begin
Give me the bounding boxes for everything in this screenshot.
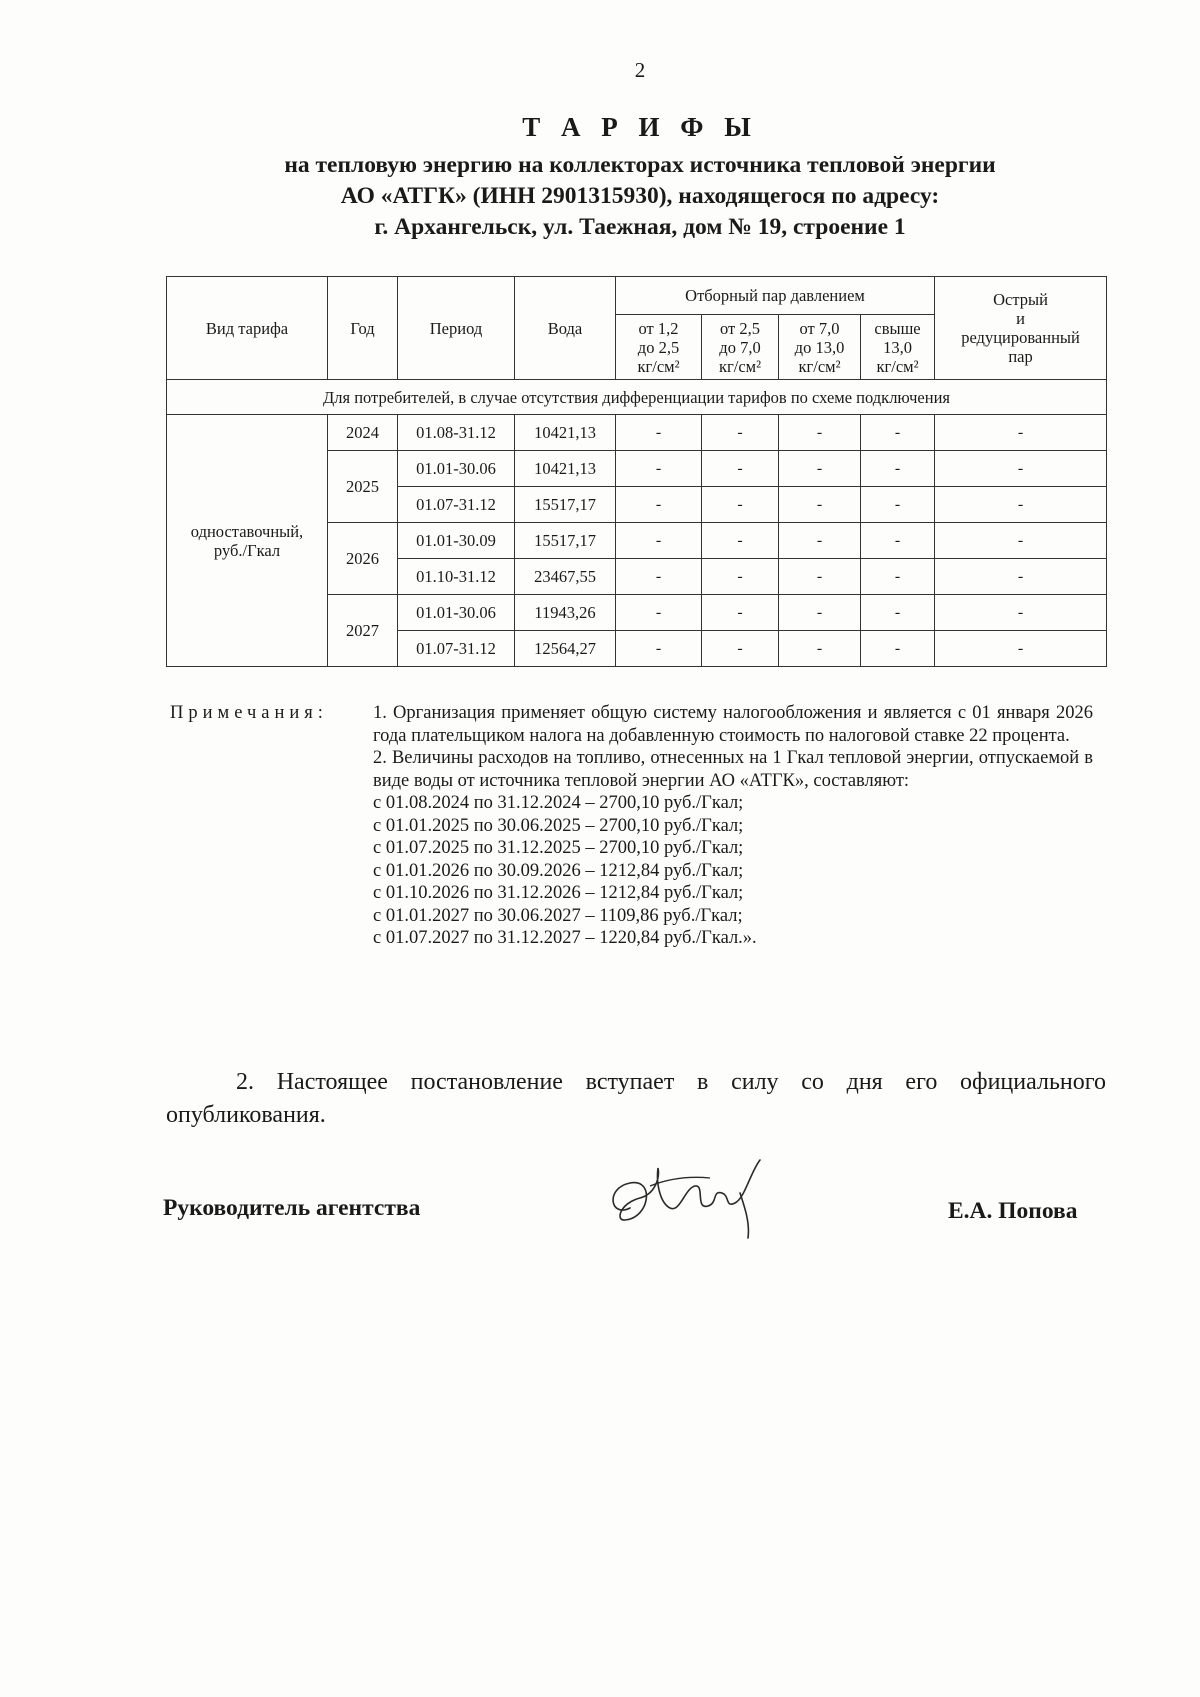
header-year: Год bbox=[328, 277, 398, 380]
dash-cell: - bbox=[935, 451, 1107, 487]
period-cell: 01.10-31.12 bbox=[398, 559, 515, 595]
water-cell: 10421,13 bbox=[515, 451, 616, 487]
section-2-paragraph bbox=[166, 1066, 1106, 1132]
dash-cell: - bbox=[861, 415, 935, 451]
note-2: 2. Величины расходов на топливо, отнесенных на 1 Гкал тепловой энергии, отпускаемой в виде воды от источника тепловой энергии АО «АТГК», составляют: bbox=[373, 748, 1093, 791]
period-cell: 01.08-31.12 bbox=[398, 415, 515, 451]
dash-cell: - bbox=[702, 487, 779, 523]
document-subtitle bbox=[170, 150, 1110, 243]
fuel-line: с 01.10.2026 по 31.12.2026 – 1212,84 руб./Гкал; bbox=[373, 883, 744, 903]
dash-cell: - bbox=[616, 487, 702, 523]
header-sharp-steam bbox=[935, 277, 1107, 380]
notes-body bbox=[373, 702, 1093, 950]
dash-cell: - bbox=[702, 631, 779, 667]
tariff-table bbox=[166, 276, 1107, 667]
water-cell: 15517,17 bbox=[515, 487, 616, 523]
header-sharp-line: пар bbox=[1008, 347, 1033, 366]
dash-cell: - bbox=[935, 487, 1107, 523]
tariff-type-cell: одноставочный, руб./Гкал bbox=[167, 415, 328, 667]
period-cell: 01.01-30.06 bbox=[398, 595, 515, 631]
dash-cell: - bbox=[861, 559, 935, 595]
dash-cell: - bbox=[702, 595, 779, 631]
fuel-line: с 01.07.2027 по 31.12.2027 – 1220,84 руб./Гкал.». bbox=[373, 928, 757, 948]
dash-cell: - bbox=[616, 451, 702, 487]
document-title: Т А Р И Ф Ы bbox=[522, 112, 758, 142]
year-cell: 2027 bbox=[328, 595, 398, 667]
subtitle-line: г. Архангельск, ул. Таежная, дом № 19, строение 1 bbox=[374, 214, 906, 240]
signatory-role: Руководитель агентства bbox=[163, 1195, 421, 1221]
water-cell: 23467,55 bbox=[515, 559, 616, 595]
year-cell: 2026 bbox=[328, 523, 398, 595]
dash-cell: - bbox=[616, 415, 702, 451]
dash-cell: - bbox=[861, 523, 935, 559]
water-cell: 11943,26 bbox=[515, 595, 616, 631]
dash-cell: - bbox=[935, 415, 1107, 451]
dash-cell: - bbox=[935, 523, 1107, 559]
dash-cell: - bbox=[861, 631, 935, 667]
dash-cell: - bbox=[779, 631, 861, 667]
header-steam-col: от 2,5 до 7,0 кг/см² bbox=[702, 315, 779, 380]
dash-cell: - bbox=[779, 595, 861, 631]
dash-cell: - bbox=[935, 595, 1107, 631]
fuel-line: с 01.01.2025 по 30.06.2025 – 2700,10 руб./Гкал; bbox=[373, 815, 744, 836]
header-steam-col: от 7,0 до 13,0 кг/см² bbox=[779, 315, 861, 380]
header-steam-group: Отборный пар давлением bbox=[616, 277, 935, 315]
dash-cell: - bbox=[779, 487, 861, 523]
note-1: 1. Организация применяет общую систему налогообложения и является с 01 января 2026 года плательщиком налога на добавленную стоимость по налоговой ставке 22 процента. bbox=[373, 703, 1093, 746]
section-label: Для потребителей, в случае отсутствия дифференциации тарифов по схеме подключения bbox=[167, 380, 1107, 415]
dash-cell: - bbox=[861, 595, 935, 631]
water-cell: 10421,13 bbox=[515, 415, 616, 451]
header-steam-col: от 1,2 до 2,5 кг/см² bbox=[616, 315, 702, 380]
subtitle-line: на тепловую энергию на коллекторах источника тепловой энергии bbox=[284, 152, 996, 178]
header-tariff-type: Вид тарифа bbox=[167, 277, 328, 380]
dash-cell: - bbox=[616, 631, 702, 667]
header-sharp-line: редуцированный bbox=[961, 328, 1080, 347]
fuel-line: с 01.01.2026 по 30.09.2026 – 1212,84 руб./Гкал; bbox=[373, 860, 744, 881]
fuel-line: с 01.08.2024 по 31.12.2024 – 2700,10 руб./Гкал; bbox=[373, 793, 744, 813]
dash-cell: - bbox=[616, 523, 702, 559]
table-row bbox=[167, 415, 1107, 451]
dash-cell: - bbox=[702, 415, 779, 451]
year-cell: 2024 bbox=[328, 415, 398, 451]
header-sharp-line: Острый bbox=[993, 290, 1048, 309]
dash-cell: - bbox=[935, 631, 1107, 667]
page-number: 2 bbox=[634, 58, 646, 82]
period-cell: 01.07-31.12 bbox=[398, 487, 515, 523]
dash-cell: - bbox=[616, 595, 702, 631]
dash-cell: - bbox=[935, 559, 1107, 595]
fuel-line: с 01.07.2025 по 31.12.2025 – 2700,10 руб./Гкал; bbox=[373, 838, 744, 858]
handwritten-signature bbox=[600, 1148, 775, 1243]
period-cell: 01.01-30.09 bbox=[398, 523, 515, 559]
subtitle-line: АО «АТГК» (ИНН 2901315930), находящегося по адресу: bbox=[340, 183, 940, 209]
dash-cell: - bbox=[861, 487, 935, 523]
dash-cell: - bbox=[702, 559, 779, 595]
dash-cell: - bbox=[779, 415, 861, 451]
year-cell: 2025 bbox=[328, 451, 398, 523]
dash-cell: - bbox=[861, 451, 935, 487]
header-steam-col: свыше 13,0 кг/см² bbox=[861, 315, 935, 380]
dash-cell: - bbox=[779, 451, 861, 487]
notes-label: Примечания: bbox=[170, 703, 328, 723]
header-period: Период bbox=[398, 277, 515, 380]
dash-cell: - bbox=[616, 559, 702, 595]
dash-cell: - bbox=[702, 451, 779, 487]
section-2-text: 2. Настоящее постановление вступает в силу со дня его официального опубликования. bbox=[166, 1069, 1106, 1128]
header-sharp-line: и bbox=[1016, 309, 1025, 328]
header-water: Вода bbox=[515, 277, 616, 380]
water-cell: 12564,27 bbox=[515, 631, 616, 667]
dash-cell: - bbox=[702, 523, 779, 559]
dash-cell: - bbox=[779, 523, 861, 559]
signatory-name: Е.А. Попова bbox=[948, 1198, 1078, 1224]
period-cell: 01.07-31.12 bbox=[398, 631, 515, 667]
period-cell: 01.01-30.06 bbox=[398, 451, 515, 487]
dash-cell: - bbox=[779, 559, 861, 595]
water-cell: 15517,17 bbox=[515, 523, 616, 559]
fuel-line: с 01.01.2027 по 30.06.2027 – 1109,86 руб./Гкал; bbox=[373, 905, 743, 926]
end
• **Goal**
Copy the entries verbatim, starting with the line that contains "header-year: Год bbox=[328, 277, 398, 380]" and ending with the line that contains "dash-cell: - bbox=[616, 451, 702, 487]", both included.

• **Full output**
header-year: Год bbox=[328, 277, 398, 380]
dash-cell: - bbox=[935, 451, 1107, 487]
period-cell: 01.10-31.12 bbox=[398, 559, 515, 595]
water-cell: 10421,13 bbox=[515, 451, 616, 487]
section-2-paragraph bbox=[166, 1066, 1106, 1132]
dash-cell: - bbox=[861, 415, 935, 451]
note-2: 2. Величины расходов на топливо, отнесенных на 1 Гкал тепловой энергии, отпускаемой в виде воды от источника тепловой энергии АО «АТГК», составляют: bbox=[373, 748, 1093, 791]
period-cell: 01.08-31.12 bbox=[398, 415, 515, 451]
dash-cell: - bbox=[702, 487, 779, 523]
document-subtitle bbox=[170, 150, 1110, 243]
fuel-line: с 01.10.2026 по 31.12.2026 – 1212,84 руб./Гкал; bbox=[373, 883, 744, 903]
dash-cell: - bbox=[616, 487, 702, 523]
header-sharp-steam bbox=[935, 277, 1107, 380]
notes-body bbox=[373, 702, 1093, 950]
dash-cell: - bbox=[702, 631, 779, 667]
tariff-table bbox=[166, 276, 1107, 667]
water-cell: 15517,17 bbox=[515, 487, 616, 523]
header-sharp-line: пар bbox=[1008, 347, 1033, 366]
dash-cell: - bbox=[935, 487, 1107, 523]
tariff-type-cell: одноставочный, руб./Гкал bbox=[167, 415, 328, 667]
period-cell: 01.01-30.06 bbox=[398, 595, 515, 631]
dash-cell: - bbox=[861, 559, 935, 595]
dash-cell: - bbox=[702, 595, 779, 631]
fuel-line: с 01.07.2027 по 31.12.2027 – 1220,84 руб./Гкал.». bbox=[373, 928, 757, 948]
dash-cell: - bbox=[616, 451, 702, 487]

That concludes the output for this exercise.